:: ABOUT THIS TASK ::
Without the pictures, print the lines from the one holding "Convert this document image to plain text." through the last line below, both included, exactly as they stand.

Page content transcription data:
· · · · ·

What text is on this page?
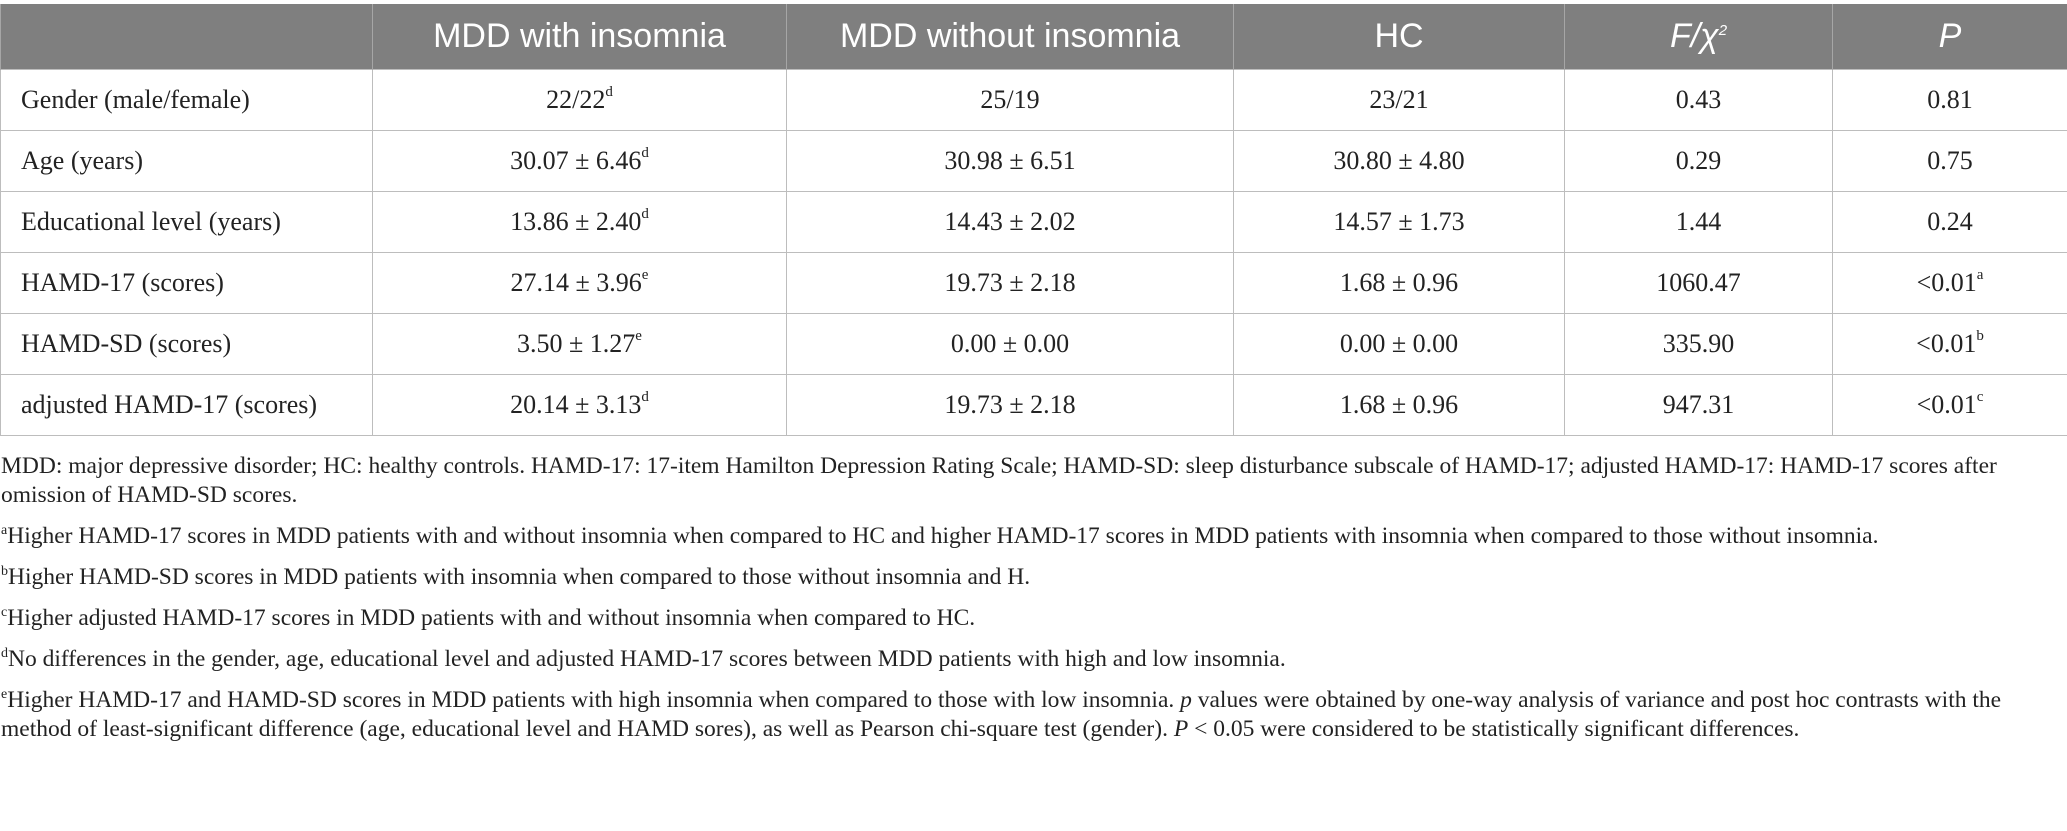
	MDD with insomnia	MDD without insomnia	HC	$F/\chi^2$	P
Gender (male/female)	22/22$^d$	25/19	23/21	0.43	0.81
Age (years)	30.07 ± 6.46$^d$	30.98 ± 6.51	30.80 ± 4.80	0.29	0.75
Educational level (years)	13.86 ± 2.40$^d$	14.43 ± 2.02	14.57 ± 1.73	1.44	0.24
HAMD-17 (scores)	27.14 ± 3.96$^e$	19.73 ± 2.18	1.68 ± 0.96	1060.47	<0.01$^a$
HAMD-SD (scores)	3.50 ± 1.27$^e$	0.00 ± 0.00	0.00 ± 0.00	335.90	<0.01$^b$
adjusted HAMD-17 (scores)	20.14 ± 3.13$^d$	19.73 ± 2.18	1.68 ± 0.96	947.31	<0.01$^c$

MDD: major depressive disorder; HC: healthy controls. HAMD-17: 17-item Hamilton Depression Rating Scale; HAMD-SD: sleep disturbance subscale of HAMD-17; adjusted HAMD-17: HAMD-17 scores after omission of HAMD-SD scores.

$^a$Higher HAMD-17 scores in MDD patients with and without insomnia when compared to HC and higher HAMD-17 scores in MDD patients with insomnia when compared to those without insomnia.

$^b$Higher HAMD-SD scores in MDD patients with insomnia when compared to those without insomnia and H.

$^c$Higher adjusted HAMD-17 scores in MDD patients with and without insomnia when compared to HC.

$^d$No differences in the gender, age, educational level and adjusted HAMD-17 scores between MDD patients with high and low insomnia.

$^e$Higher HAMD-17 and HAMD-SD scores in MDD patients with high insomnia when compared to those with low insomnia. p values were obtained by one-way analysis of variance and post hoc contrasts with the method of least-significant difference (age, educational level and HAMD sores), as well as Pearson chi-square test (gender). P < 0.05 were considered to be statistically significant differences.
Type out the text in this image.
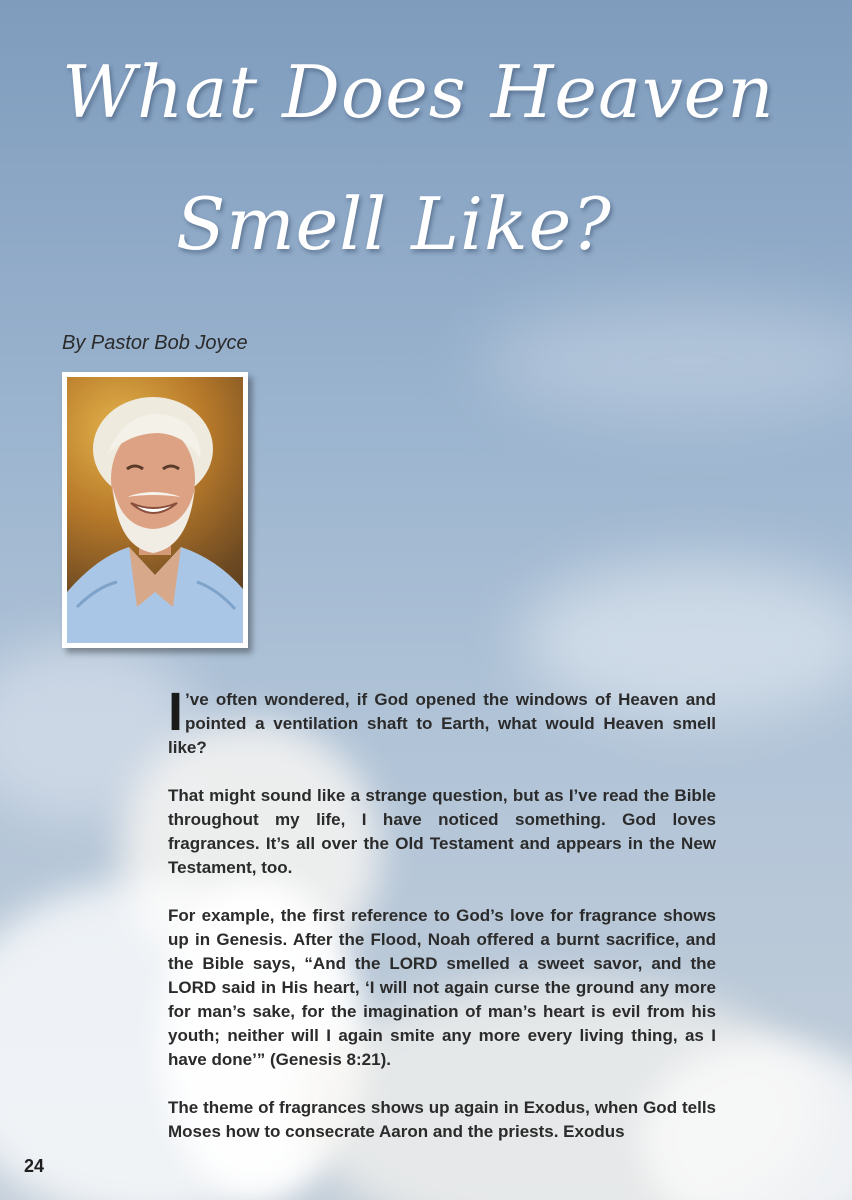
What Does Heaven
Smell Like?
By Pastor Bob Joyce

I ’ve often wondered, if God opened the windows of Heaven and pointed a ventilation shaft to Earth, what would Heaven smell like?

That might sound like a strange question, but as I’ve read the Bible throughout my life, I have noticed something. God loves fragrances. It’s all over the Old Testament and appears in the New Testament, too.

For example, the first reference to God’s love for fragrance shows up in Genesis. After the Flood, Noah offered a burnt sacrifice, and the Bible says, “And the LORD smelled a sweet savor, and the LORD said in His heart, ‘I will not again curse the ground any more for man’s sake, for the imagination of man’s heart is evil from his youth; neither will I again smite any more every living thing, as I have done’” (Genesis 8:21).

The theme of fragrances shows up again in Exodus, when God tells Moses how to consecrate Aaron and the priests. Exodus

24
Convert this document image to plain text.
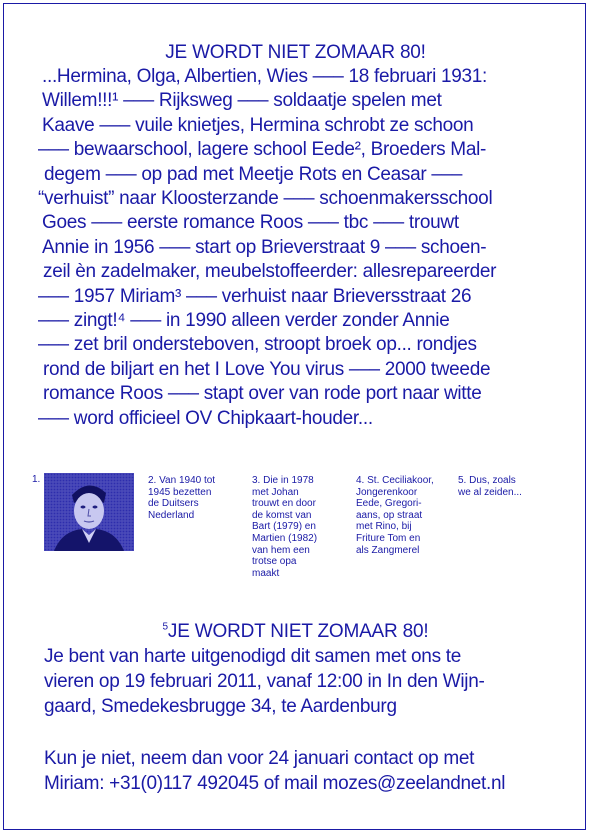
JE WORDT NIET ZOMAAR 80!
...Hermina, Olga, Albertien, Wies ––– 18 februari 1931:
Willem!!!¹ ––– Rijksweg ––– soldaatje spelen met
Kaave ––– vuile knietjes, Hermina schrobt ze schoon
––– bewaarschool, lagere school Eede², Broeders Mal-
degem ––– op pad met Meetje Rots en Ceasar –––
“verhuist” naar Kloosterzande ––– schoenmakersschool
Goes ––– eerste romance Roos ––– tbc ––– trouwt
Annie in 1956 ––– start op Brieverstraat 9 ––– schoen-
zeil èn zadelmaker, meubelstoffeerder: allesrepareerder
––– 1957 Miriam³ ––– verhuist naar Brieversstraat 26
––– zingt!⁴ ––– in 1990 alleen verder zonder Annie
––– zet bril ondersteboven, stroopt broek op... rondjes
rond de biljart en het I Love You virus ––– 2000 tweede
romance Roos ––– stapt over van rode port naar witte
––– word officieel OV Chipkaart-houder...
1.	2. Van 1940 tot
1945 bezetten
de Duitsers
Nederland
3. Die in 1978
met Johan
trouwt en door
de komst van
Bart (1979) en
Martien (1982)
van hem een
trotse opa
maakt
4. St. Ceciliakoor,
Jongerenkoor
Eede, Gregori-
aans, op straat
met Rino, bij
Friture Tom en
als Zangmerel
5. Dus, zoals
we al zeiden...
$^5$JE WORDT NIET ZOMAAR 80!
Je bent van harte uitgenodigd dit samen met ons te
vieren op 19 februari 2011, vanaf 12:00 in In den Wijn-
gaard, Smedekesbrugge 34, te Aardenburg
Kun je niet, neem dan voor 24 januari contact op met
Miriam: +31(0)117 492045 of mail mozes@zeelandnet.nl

· · · · ·

:: YOUR SOLUTION ::
Convert this document image to plain text.
JE WORDT NIET ZOMAAR 80!
...Hermina, Olga, Albertien, Wies ––– 18 februari 1931:
Willem!!!¹ ––– Rijksweg ––– soldaatje spelen met
Kaave ––– vuile knietjes, Hermina schrobt ze schoon
––– bewaarschool, lagere school Eede², Broeders Mal-
degem ––– op pad met Meetje Rots en Ceasar –––
“verhuist” naar Kloosterzande ––– schoenmakersschool
Goes ––– eerste romance Roos ––– tbc ––– trouwt
Annie in 1956 ––– start op Brieverstraat 9 ––– schoen-
zeil èn zadelmaker, meubelstoffeerder: allesrepareerder
––– 1957 Miriam³ ––– verhuist naar Brieversstraat 26
––– zingt!⁴ ––– in 1990 alleen verder zonder Annie
––– zet bril ondersteboven, stroopt broek op... rondjes
rond de biljart en het I Love You virus ––– 2000 tweede
romance Roos ––– stapt over van rode port naar witte
––– word officieel OV Chipkaart-houder...
1.	2. Van 1940 tot
1945 bezetten
de Duitsers
Nederland
3. Die in 1978
met Johan
trouwt en door
de komst van
Bart (1979) en
Martien (1982)
van hem een
trotse opa
maakt
4. St. Ceciliakoor,
Jongerenkoor
Eede, Gregori-
aans, op straat
met Rino, bij
Friture Tom en
als Zangmerel
5. Dus, zoals
we al zeiden...
$^5$JE WORDT NIET ZOMAAR 80!
Je bent van harte uitgenodigd dit samen met ons te
vieren op 19 februari 2011, vanaf 12:00 in In den Wijn-
gaard, Smedekesbrugge 34, te Aardenburg
Kun je niet, neem dan voor 24 januari contact op met
Miriam: +31(0)117 492045 of mail mozes@zeelandnet.nl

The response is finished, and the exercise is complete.